■ What the task requires
Output all of the entries below precisely as written.

★ ★ ★

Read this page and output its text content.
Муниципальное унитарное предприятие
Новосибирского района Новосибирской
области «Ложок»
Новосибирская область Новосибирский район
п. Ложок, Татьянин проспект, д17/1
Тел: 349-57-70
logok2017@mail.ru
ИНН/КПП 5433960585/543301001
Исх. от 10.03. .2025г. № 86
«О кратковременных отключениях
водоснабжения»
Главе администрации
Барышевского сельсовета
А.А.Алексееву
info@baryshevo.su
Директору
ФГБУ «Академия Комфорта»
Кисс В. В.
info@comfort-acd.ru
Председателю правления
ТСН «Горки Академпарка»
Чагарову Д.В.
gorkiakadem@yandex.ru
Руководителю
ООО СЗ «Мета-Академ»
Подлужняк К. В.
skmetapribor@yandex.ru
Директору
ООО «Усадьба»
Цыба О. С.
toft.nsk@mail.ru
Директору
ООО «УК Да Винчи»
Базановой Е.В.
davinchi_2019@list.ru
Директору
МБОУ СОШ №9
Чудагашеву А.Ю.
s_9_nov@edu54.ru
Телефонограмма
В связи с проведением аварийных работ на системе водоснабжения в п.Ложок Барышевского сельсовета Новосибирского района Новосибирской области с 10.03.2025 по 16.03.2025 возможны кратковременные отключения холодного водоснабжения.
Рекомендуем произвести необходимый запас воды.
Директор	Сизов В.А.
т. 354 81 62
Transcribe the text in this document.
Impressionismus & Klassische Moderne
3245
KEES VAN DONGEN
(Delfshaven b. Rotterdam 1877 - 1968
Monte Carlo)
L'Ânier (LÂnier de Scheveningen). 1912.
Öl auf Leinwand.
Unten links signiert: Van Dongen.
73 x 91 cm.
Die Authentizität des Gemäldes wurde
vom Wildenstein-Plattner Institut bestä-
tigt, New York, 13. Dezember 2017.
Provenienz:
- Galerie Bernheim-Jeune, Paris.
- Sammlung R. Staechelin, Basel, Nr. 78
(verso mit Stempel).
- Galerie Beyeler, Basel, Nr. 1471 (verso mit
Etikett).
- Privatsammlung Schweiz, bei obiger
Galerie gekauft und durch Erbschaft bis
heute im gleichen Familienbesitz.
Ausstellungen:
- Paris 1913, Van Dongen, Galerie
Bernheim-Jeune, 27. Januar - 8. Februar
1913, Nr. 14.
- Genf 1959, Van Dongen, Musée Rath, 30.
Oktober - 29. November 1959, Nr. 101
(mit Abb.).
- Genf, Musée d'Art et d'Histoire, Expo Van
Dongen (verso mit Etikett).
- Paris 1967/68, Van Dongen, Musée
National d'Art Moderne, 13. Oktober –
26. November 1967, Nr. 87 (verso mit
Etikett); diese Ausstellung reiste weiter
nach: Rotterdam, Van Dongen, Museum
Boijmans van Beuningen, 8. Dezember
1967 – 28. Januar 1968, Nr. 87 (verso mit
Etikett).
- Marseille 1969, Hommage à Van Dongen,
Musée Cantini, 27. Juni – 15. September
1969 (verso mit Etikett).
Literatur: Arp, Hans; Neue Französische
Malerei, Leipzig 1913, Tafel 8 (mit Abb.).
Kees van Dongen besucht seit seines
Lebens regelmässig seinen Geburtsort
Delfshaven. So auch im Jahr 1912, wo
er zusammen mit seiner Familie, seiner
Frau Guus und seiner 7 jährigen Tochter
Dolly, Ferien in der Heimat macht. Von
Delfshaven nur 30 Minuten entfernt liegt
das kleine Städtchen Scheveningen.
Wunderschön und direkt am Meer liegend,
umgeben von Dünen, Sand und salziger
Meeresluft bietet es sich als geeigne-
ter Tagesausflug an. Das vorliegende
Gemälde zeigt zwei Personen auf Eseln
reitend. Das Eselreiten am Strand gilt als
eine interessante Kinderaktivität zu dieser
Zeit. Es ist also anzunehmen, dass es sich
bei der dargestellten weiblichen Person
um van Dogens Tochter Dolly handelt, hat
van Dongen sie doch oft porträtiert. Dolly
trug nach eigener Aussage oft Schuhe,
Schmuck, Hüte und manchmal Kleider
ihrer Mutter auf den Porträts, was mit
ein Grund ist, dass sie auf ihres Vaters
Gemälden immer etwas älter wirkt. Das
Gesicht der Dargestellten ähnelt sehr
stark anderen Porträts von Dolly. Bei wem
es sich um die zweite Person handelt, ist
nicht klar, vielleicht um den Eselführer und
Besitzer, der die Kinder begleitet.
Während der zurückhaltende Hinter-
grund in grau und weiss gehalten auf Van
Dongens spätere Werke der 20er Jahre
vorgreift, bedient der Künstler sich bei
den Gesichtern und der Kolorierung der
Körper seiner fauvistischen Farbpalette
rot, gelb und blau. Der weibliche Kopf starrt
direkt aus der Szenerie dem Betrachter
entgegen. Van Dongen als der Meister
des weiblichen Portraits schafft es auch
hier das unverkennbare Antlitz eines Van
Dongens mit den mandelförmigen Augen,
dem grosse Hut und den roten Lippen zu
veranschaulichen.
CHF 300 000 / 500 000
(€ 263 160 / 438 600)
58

★ ★ ★

■ Problem solution
Read this page and output its text content.
Муниципальное унитарное предприятие
Новосибирского района Новосибирской
области «Ложок»
Новосибирская область Новосибирский район
п. Ложок, Татьянин проспект, д17/1
Тел: 349-57-70
logok2017@mail.ru
ИНН/КПП 5433960585/543301001
Исх. от 10.03. .2025г. № 86
«О кратковременных отключениях
водоснабжения»
Главе администрации
Барышевского сельсовета
А.А.Алексееву
info@baryshevo.su
Директору
ФГБУ «Академия Комфорта»
Кисс В. В.
info@comfort-acd.ru
Председателю правления
ТСН «Горки Академпарка»
Чагарову Д.В.
gorkiakadem@yandex.ru
Руководителю
ООО СЗ «Мета-Академ»
Подлужняк К. В.
skmetapribor@yandex.ru
Директору
ООО «Усадьба»
Цыба О. С.
toft.nsk@mail.ru
Директору
ООО «УК Да Винчи»
Базановой Е.В.
davinchi_2019@list.ru
Директору
МБОУ СОШ №9
Чудагашеву А.Ю.
s_9_nov@edu54.ru
Телефонограмма
В связи с проведением аварийных работ на системе водоснабжения в п.Ложок Барышевского сельсовета Новосибирского района Новосибирской области с 10.03.2025 по 16.03.2025 возможны кратковременные отключения холодного водоснабжения.
Рекомендуем произвести необходимый запас воды.
Директор	Сизов В.А.
т. 354 81 62
Transcribe the text in this document.
Impressionismus & Klassische Moderne
3245
KEES VAN DONGEN
(Delfshaven b. Rotterdam 1877 - 1968
Monte Carlo)
L'Ânier (LÂnier de Scheveningen). 1912.
Öl auf Leinwand.
Unten links signiert: Van Dongen.
73 x 91 cm.
Die Authentizität des Gemäldes wurde
vom Wildenstein-Plattner Institut bestä-
tigt, New York, 13. Dezember 2017.
Provenienz:
- Galerie Bernheim-Jeune, Paris.
- Sammlung R. Staechelin, Basel, Nr. 78
(verso mit Stempel).
- Galerie Beyeler, Basel, Nr. 1471 (verso mit
Etikett).
- Privatsammlung Schweiz, bei obiger
Galerie gekauft und durch Erbschaft bis
heute im gleichen Familienbesitz.
Ausstellungen:
- Paris 1913, Van Dongen, Galerie
Bernheim-Jeune, 27. Januar - 8. Februar
1913, Nr. 14.
- Genf 1959, Van Dongen, Musée Rath, 30.
Oktober - 29. November 1959, Nr. 101
(mit Abb.).
- Genf, Musée d'Art et d'Histoire, Expo Van
Dongen (verso mit Etikett).
- Paris 1967/68, Van Dongen, Musée
National d'Art Moderne, 13. Oktober –
26. November 1967, Nr. 87 (verso mit
Etikett); diese Ausstellung reiste weiter
nach: Rotterdam, Van Dongen, Museum
Boijmans van Beuningen, 8. Dezember
1967 – 28. Januar 1968, Nr. 87 (verso mit
Etikett).
- Marseille 1969, Hommage à Van Dongen,
Musée Cantini, 27. Juni – 15. September
1969 (verso mit Etikett).
Literatur: Arp, Hans; Neue Französische
Malerei, Leipzig 1913, Tafel 8 (mit Abb.).
Kees van Dongen besucht seit seines
Lebens regelmässig seinen Geburtsort
Delfshaven. So auch im Jahr 1912, wo
er zusammen mit seiner Familie, seiner
Frau Guus und seiner 7 jährigen Tochter
Dolly, Ferien in der Heimat macht. Von
Delfshaven nur 30 Minuten entfernt liegt
das kleine Städtchen Scheveningen.
Wunderschön und direkt am Meer liegend,
umgeben von Dünen, Sand und salziger
Meeresluft bietet es sich als geeigne-
ter Tagesausflug an. Das vorliegende
Gemälde zeigt zwei Personen auf Eseln
reitend. Das Eselreiten am Strand gilt als
eine interessante Kinderaktivität zu dieser
Zeit. Es ist also anzunehmen, dass es sich
bei der dargestellten weiblichen Person
um van Dogens Tochter Dolly handelt, hat
van Dongen sie doch oft porträtiert. Dolly
trug nach eigener Aussage oft Schuhe,
Schmuck, Hüte und manchmal Kleider
ihrer Mutter auf den Porträts, was mit
ein Grund ist, dass sie auf ihres Vaters
Gemälden immer etwas älter wirkt. Das
Gesicht der Dargestellten ähnelt sehr
stark anderen Porträts von Dolly. Bei wem
es sich um die zweite Person handelt, ist
nicht klar, vielleicht um den Eselführer und
Besitzer, der die Kinder begleitet.
Während der zurückhaltende Hinter-
grund in grau und weiss gehalten auf Van
Dongens spätere Werke der 20er Jahre
vorgreift, bedient der Künstler sich bei
den Gesichtern und der Kolorierung der
Körper seiner fauvistischen Farbpalette
rot, gelb und blau. Der weibliche Kopf starrt
direkt aus der Szenerie dem Betrachter
entgegen. Van Dongen als der Meister
des weiblichen Portraits schafft es auch
hier das unverkennbare Antlitz eines Van
Dongens mit den mandelförmigen Augen,
dem grosse Hut und den roten Lippen zu
veranschaulichen.
CHF 300 000 / 500 000
(€ 263 160 / 438 600)
58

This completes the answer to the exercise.